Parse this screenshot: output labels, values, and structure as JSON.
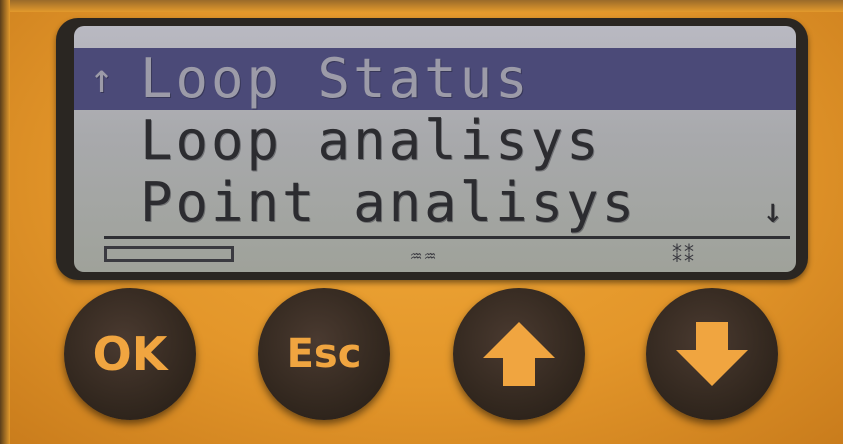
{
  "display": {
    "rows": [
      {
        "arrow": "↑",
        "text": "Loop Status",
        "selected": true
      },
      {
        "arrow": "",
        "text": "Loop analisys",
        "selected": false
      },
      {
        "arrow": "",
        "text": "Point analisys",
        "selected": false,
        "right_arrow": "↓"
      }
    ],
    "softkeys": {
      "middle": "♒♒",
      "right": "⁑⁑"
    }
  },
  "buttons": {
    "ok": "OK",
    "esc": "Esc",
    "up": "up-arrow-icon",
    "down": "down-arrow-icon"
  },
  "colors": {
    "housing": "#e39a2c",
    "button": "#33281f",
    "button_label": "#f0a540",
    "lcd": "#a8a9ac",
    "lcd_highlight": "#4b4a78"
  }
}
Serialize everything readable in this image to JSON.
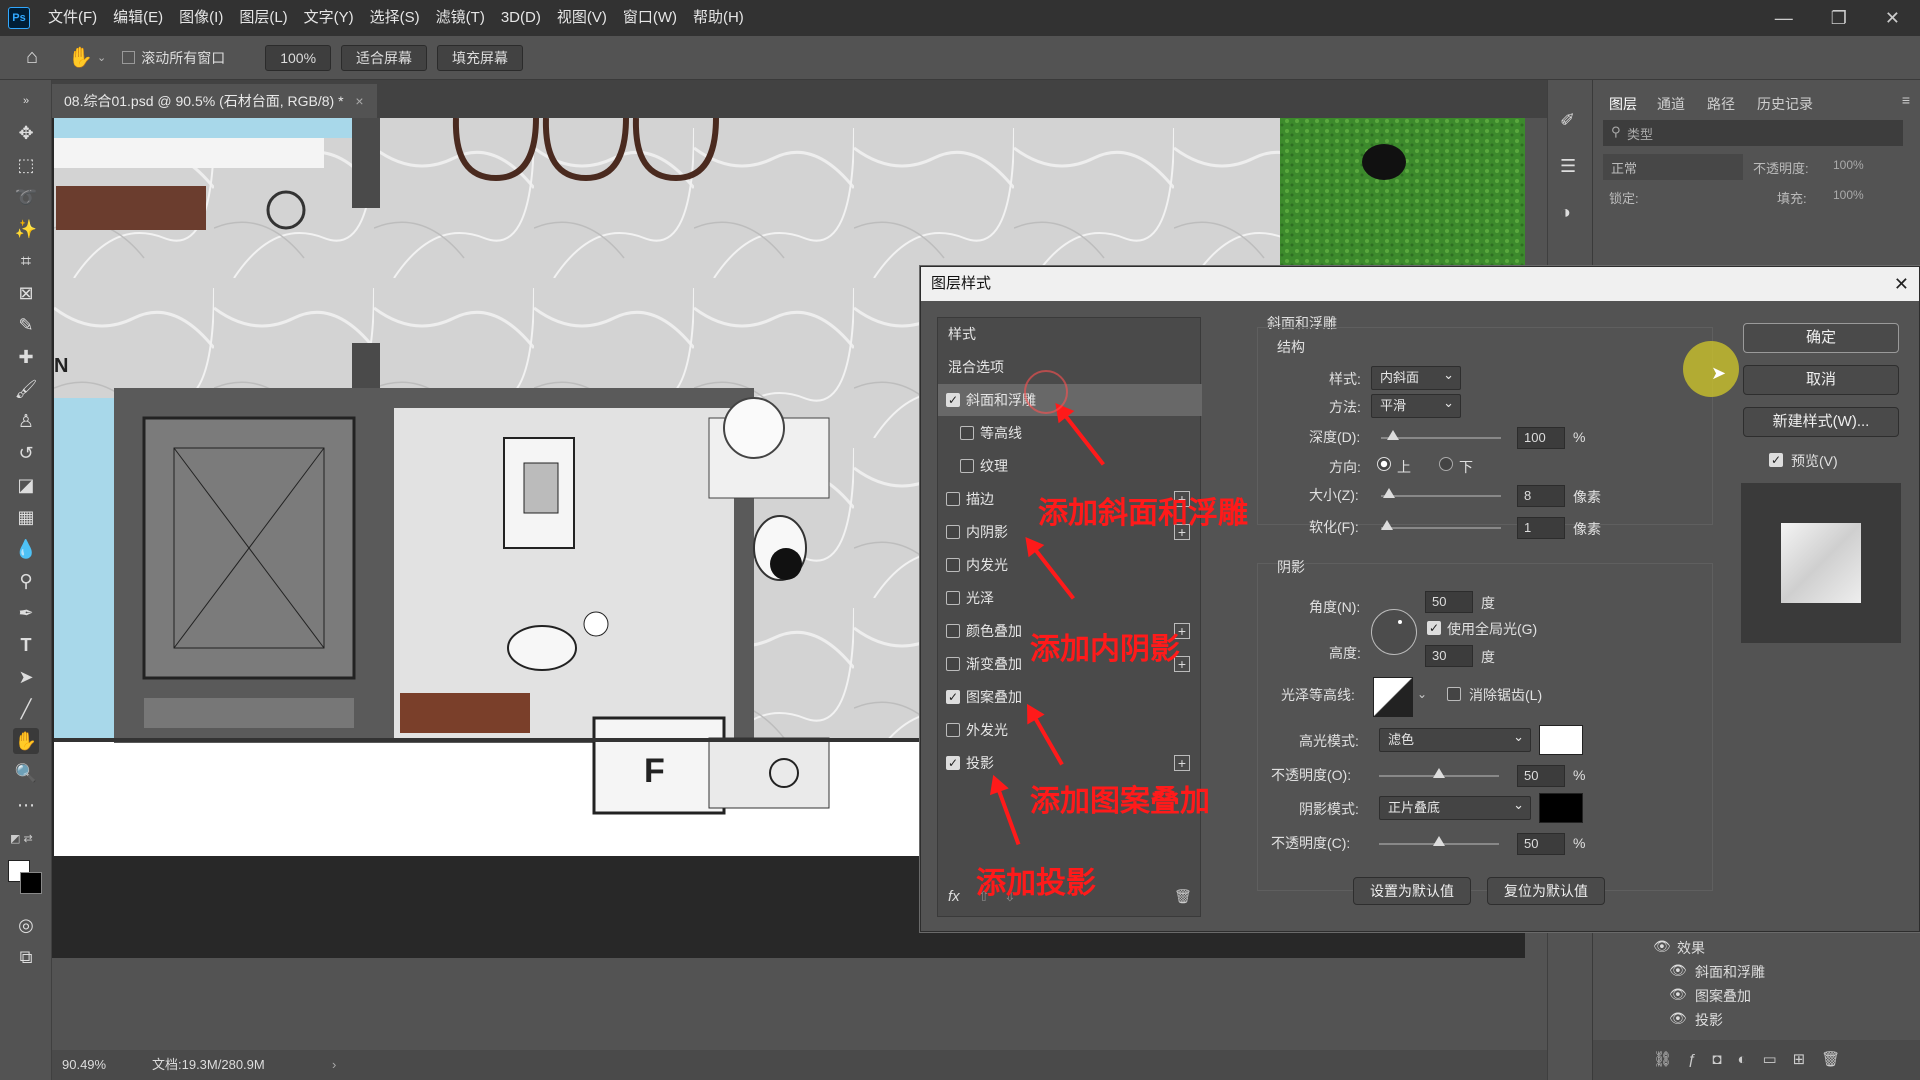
*-*-*
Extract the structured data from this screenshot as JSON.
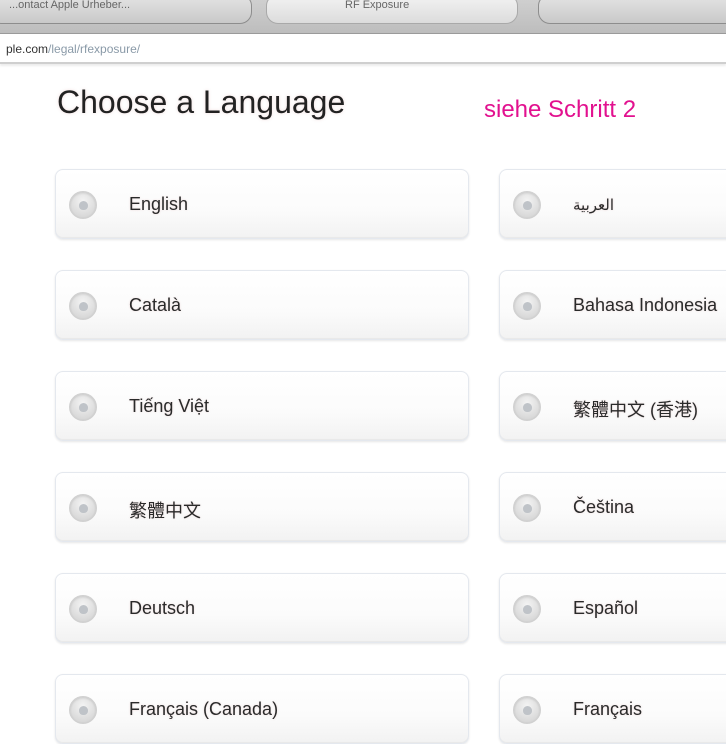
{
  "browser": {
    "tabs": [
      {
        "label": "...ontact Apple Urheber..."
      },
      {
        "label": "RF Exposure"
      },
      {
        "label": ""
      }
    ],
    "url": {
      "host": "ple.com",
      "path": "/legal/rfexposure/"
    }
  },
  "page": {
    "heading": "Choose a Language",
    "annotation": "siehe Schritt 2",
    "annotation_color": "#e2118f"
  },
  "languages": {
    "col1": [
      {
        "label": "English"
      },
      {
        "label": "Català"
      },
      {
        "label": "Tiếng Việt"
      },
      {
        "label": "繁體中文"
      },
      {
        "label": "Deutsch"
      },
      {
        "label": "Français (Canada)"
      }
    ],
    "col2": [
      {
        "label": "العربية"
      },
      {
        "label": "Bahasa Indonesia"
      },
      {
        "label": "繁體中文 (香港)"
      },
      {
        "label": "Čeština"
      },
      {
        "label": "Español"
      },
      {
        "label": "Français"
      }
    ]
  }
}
*-*-*
Skip all pictures. Retype exactly the span whose first line is the one with "Parse this screenshot: output" and whose last line is the one with "Serialize everything readable".

## EXPECTED ANSWER
Parse this screenshot: output labels, values, and structure as JSON.
{
  "display": {
    "rows": [
      {
        "arrow": "↑",
        "text": "Loop Status",
        "selected": true
      },
      {
        "arrow": "",
        "text": "Loop analisys",
        "selected": false
      },
      {
        "arrow": "",
        "text": "Point analisys",
        "selected": false,
        "right_arrow": "↓"
      }
    ],
    "softkeys": {
      "middle": "♒♒",
      "right": "⁑⁑"
    }
  },
  "buttons": {
    "ok": "OK",
    "esc": "Esc",
    "up": "up-arrow-icon",
    "down": "down-arrow-icon"
  },
  "colors": {
    "housing": "#e39a2c",
    "button": "#33281f",
    "button_label": "#f0a540",
    "lcd": "#a8a9ac",
    "lcd_highlight": "#4b4a78"
  }
}
Serialize everything readable in this image to JSON.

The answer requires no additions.